>> START

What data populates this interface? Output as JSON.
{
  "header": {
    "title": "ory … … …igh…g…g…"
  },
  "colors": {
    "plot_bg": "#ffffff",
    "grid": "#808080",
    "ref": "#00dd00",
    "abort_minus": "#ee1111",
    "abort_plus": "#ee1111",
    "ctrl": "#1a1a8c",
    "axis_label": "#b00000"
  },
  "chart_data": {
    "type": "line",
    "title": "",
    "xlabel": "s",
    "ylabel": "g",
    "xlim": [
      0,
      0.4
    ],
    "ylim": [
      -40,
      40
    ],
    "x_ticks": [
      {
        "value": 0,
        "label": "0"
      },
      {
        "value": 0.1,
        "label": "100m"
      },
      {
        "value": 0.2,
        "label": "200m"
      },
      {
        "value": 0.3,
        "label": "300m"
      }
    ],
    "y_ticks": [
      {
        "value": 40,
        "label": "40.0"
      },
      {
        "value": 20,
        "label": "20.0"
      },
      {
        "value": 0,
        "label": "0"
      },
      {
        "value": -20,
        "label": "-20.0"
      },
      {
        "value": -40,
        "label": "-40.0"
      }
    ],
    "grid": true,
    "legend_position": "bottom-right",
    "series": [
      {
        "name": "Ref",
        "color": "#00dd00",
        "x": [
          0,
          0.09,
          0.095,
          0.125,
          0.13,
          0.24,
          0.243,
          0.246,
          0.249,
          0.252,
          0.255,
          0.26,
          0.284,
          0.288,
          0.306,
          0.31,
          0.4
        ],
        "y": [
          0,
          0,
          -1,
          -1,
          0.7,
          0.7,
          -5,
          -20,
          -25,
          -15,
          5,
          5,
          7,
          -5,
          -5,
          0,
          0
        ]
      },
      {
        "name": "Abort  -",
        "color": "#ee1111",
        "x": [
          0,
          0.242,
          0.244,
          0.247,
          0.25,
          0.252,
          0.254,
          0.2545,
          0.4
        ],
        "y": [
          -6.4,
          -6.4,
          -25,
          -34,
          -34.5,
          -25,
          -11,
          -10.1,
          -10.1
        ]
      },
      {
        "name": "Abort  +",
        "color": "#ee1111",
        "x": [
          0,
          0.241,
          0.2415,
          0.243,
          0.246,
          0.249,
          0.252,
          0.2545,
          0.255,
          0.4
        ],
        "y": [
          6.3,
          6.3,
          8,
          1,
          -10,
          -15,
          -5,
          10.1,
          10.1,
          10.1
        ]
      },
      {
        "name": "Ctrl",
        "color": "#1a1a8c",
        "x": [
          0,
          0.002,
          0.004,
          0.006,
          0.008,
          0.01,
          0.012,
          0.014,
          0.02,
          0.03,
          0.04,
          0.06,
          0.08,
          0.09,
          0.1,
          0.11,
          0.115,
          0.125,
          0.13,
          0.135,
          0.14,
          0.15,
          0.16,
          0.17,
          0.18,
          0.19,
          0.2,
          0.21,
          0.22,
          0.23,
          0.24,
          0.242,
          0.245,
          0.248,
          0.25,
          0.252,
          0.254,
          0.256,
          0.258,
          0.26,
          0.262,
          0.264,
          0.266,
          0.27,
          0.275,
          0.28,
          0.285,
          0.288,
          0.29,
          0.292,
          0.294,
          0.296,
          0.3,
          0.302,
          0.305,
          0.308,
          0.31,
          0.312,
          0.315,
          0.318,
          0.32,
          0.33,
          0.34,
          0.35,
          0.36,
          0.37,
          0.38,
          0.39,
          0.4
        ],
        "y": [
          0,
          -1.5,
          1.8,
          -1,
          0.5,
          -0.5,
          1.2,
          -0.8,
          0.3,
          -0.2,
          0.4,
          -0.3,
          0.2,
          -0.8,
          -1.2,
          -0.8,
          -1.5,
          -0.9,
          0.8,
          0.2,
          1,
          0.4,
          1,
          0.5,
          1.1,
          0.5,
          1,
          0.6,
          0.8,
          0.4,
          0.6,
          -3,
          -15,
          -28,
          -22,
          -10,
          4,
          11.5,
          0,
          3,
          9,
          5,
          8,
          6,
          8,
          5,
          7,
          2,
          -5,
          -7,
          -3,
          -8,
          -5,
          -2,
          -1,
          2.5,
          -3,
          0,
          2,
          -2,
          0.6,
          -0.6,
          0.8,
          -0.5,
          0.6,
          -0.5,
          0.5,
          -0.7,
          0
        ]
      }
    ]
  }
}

>> END

Given problem >> Each entry is to be returned in full, character for character.

Solution to the exercise >>
What data populates this interface? Output as JSON.
{
  "header": {
    "title": "ory … … …igh…g…g…"
  },
  "colors": {
    "plot_bg": "#ffffff",
    "grid": "#808080",
    "ref": "#00dd00",
    "abort_minus": "#ee1111",
    "abort_plus": "#ee1111",
    "ctrl": "#1a1a8c",
    "axis_label": "#b00000"
  },
  "chart_data": {
    "type": "line",
    "title": "",
    "xlabel": "s",
    "ylabel": "g",
    "xlim": [
      0,
      0.4
    ],
    "ylim": [
      -40,
      40
    ],
    "x_ticks": [
      {
        "value": 0,
        "label": "0"
      },
      {
        "value": 0.1,
        "label": "100m"
      },
      {
        "value": 0.2,
        "label": "200m"
      },
      {
        "value": 0.3,
        "label": "300m"
      }
    ],
    "y_ticks": [
      {
        "value": 40,
        "label": "40.0"
      },
      {
        "value": 20,
        "label": "20.0"
      },
      {
        "value": 0,
        "label": "0"
      },
      {
        "value": -20,
        "label": "-20.0"
      },
      {
        "value": -40,
        "label": "-40.0"
      }
    ],
    "grid": true,
    "legend_position": "bottom-right",
    "series": [
      {
        "name": "Ref",
        "color": "#00dd00",
        "x": [
          0,
          0.09,
          0.095,
          0.125,
          0.13,
          0.24,
          0.243,
          0.246,
          0.249,
          0.252,
          0.255,
          0.26,
          0.284,
          0.288,
          0.306,
          0.31,
          0.4
        ],
        "y": [
          0,
          0,
          -1,
          -1,
          0.7,
          0.7,
          -5,
          -20,
          -25,
          -15,
          5,
          5,
          7,
          -5,
          -5,
          0,
          0
        ]
      },
      {
        "name": "Abort  -",
        "color": "#ee1111",
        "x": [
          0,
          0.242,
          0.244,
          0.247,
          0.25,
          0.252,
          0.254,
          0.2545,
          0.4
        ],
        "y": [
          -6.4,
          -6.4,
          -25,
          -34,
          -34.5,
          -25,
          -11,
          -10.1,
          -10.1
        ]
      },
      {
        "name": "Abort  +",
        "color": "#ee1111",
        "x": [
          0,
          0.241,
          0.2415,
          0.243,
          0.246,
          0.249,
          0.252,
          0.2545,
          0.255,
          0.4
        ],
        "y": [
          6.3,
          6.3,
          8,
          1,
          -10,
          -15,
          -5,
          10.1,
          10.1,
          10.1
        ]
      },
      {
        "name": "Ctrl",
        "color": "#1a1a8c",
        "x": [
          0,
          0.002,
          0.004,
          0.006,
          0.008,
          0.01,
          0.012,
          0.014,
          0.02,
          0.03,
          0.04,
          0.06,
          0.08,
          0.09,
          0.1,
          0.11,
          0.115,
          0.125,
          0.13,
          0.135,
          0.14,
          0.15,
          0.16,
          0.17,
          0.18,
          0.19,
          0.2,
          0.21,
          0.22,
          0.23,
          0.24,
          0.242,
          0.245,
          0.248,
          0.25,
          0.252,
          0.254,
          0.256,
          0.258,
          0.26,
          0.262,
          0.264,
          0.266,
          0.27,
          0.275,
          0.28,
          0.285,
          0.288,
          0.29,
          0.292,
          0.294,
          0.296,
          0.3,
          0.302,
          0.305,
          0.308,
          0.31,
          0.312,
          0.315,
          0.318,
          0.32,
          0.33,
          0.34,
          0.35,
          0.36,
          0.37,
          0.38,
          0.39,
          0.4
        ],
        "y": [
          0,
          -1.5,
          1.8,
          -1,
          0.5,
          -0.5,
          1.2,
          -0.8,
          0.3,
          -0.2,
          0.4,
          -0.3,
          0.2,
          -0.8,
          -1.2,
          -0.8,
          -1.5,
          -0.9,
          0.8,
          0.2,
          1,
          0.4,
          1,
          0.5,
          1.1,
          0.5,
          1,
          0.6,
          0.8,
          0.4,
          0.6,
          -3,
          -15,
          -28,
          -22,
          -10,
          4,
          11.5,
          0,
          3,
          9,
          5,
          8,
          6,
          8,
          5,
          7,
          2,
          -5,
          -7,
          -3,
          -8,
          -5,
          -2,
          -1,
          2.5,
          -3,
          0,
          2,
          -2,
          0.6,
          -0.6,
          0.8,
          -0.5,
          0.6,
          -0.5,
          0.5,
          -0.7,
          0
        ]
      }
    ]
  }
}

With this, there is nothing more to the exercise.